TASK BRIEF: Within the records below, find each line that holds the string "JSON", then copy it.
|---|
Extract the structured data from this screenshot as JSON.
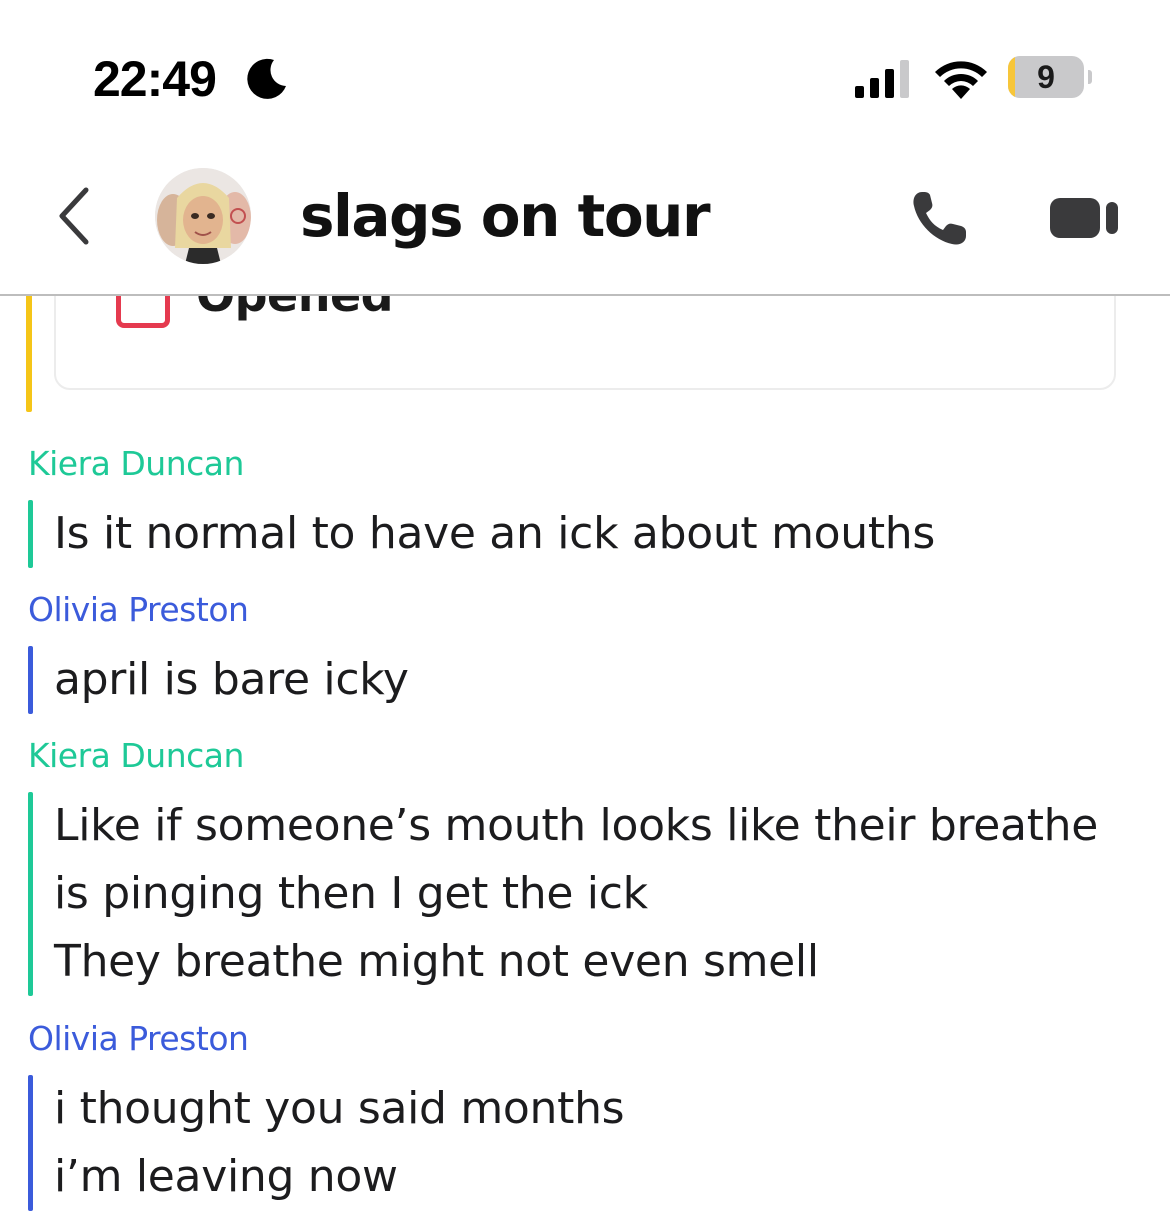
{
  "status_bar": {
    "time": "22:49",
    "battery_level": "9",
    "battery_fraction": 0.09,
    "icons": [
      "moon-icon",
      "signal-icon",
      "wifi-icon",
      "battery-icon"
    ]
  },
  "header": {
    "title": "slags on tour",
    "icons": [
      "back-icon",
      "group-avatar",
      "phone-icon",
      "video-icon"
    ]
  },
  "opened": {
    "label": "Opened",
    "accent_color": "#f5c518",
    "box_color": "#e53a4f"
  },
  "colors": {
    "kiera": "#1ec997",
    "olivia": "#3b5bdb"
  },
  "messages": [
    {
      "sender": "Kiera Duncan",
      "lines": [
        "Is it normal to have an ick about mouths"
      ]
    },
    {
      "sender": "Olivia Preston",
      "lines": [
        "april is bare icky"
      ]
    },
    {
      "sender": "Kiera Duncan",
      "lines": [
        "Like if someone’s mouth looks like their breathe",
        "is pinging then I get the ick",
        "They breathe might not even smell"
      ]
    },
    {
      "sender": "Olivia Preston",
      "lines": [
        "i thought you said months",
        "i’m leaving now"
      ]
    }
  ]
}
|---|
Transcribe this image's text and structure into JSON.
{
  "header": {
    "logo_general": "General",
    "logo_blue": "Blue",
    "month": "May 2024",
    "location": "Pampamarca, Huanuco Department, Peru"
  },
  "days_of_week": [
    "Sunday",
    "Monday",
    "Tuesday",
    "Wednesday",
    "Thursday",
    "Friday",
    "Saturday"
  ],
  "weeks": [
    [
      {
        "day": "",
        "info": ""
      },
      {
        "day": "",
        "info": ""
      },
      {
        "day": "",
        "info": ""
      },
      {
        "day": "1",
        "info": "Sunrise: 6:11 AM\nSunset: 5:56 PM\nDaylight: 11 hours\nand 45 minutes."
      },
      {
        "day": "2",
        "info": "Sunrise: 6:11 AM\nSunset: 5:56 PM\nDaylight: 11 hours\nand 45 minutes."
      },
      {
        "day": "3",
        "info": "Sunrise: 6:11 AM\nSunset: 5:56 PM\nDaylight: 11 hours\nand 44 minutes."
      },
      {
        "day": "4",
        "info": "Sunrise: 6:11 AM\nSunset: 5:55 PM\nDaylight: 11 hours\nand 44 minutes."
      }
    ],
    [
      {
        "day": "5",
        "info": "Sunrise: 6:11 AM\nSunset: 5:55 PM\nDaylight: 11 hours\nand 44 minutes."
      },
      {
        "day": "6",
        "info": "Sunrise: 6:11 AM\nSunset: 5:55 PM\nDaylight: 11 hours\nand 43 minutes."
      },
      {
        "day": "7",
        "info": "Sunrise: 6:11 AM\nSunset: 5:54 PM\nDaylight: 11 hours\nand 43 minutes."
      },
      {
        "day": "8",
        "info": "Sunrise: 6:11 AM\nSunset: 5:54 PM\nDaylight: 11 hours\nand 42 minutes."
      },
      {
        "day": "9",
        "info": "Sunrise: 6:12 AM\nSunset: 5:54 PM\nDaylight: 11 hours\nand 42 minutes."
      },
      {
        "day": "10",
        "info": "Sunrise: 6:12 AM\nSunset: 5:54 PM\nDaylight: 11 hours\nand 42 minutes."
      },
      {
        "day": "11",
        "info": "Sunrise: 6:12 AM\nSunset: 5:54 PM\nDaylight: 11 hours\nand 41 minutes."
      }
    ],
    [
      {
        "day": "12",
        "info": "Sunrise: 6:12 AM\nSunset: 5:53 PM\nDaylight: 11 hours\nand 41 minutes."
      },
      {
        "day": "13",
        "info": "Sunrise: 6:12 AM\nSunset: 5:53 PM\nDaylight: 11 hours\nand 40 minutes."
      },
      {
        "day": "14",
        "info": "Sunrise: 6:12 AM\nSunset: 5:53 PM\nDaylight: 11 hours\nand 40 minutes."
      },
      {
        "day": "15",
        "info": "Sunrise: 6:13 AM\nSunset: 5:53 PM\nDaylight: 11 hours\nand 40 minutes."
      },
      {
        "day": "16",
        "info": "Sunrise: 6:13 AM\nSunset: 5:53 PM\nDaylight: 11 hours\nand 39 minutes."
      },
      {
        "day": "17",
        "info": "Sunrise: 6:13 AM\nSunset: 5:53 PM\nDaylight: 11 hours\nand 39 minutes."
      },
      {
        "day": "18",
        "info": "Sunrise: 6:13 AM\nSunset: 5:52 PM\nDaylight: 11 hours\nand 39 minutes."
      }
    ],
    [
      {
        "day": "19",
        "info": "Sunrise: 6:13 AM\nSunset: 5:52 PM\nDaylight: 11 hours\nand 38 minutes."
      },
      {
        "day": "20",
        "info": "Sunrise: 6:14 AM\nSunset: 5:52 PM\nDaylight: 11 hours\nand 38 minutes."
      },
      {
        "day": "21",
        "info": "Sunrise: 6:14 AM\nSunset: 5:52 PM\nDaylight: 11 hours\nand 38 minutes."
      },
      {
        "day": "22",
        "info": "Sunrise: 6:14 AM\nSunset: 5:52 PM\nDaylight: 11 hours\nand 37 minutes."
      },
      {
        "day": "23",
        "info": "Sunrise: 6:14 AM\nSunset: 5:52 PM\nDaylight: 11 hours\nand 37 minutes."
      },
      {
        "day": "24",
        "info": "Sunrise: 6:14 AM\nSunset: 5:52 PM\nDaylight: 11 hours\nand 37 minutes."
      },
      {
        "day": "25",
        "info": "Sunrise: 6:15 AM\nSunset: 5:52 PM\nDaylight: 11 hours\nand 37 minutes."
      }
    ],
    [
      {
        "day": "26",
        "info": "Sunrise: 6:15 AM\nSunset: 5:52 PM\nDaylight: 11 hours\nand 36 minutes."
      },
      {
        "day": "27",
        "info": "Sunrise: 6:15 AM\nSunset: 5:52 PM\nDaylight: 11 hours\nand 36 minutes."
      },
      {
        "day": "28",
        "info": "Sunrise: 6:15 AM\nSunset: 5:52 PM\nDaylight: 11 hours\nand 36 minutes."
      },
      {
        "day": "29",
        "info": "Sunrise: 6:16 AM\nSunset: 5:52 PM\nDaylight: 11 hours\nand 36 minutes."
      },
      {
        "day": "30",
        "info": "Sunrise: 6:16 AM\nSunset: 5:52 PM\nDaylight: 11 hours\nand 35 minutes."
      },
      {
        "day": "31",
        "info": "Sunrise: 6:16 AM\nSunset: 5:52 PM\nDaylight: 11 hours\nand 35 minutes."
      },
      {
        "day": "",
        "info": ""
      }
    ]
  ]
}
|---|
COMPLETED EXERCISE:
Extract the structured data from this screenshot as JSON.
Transcribe this image's text and structure into JSON.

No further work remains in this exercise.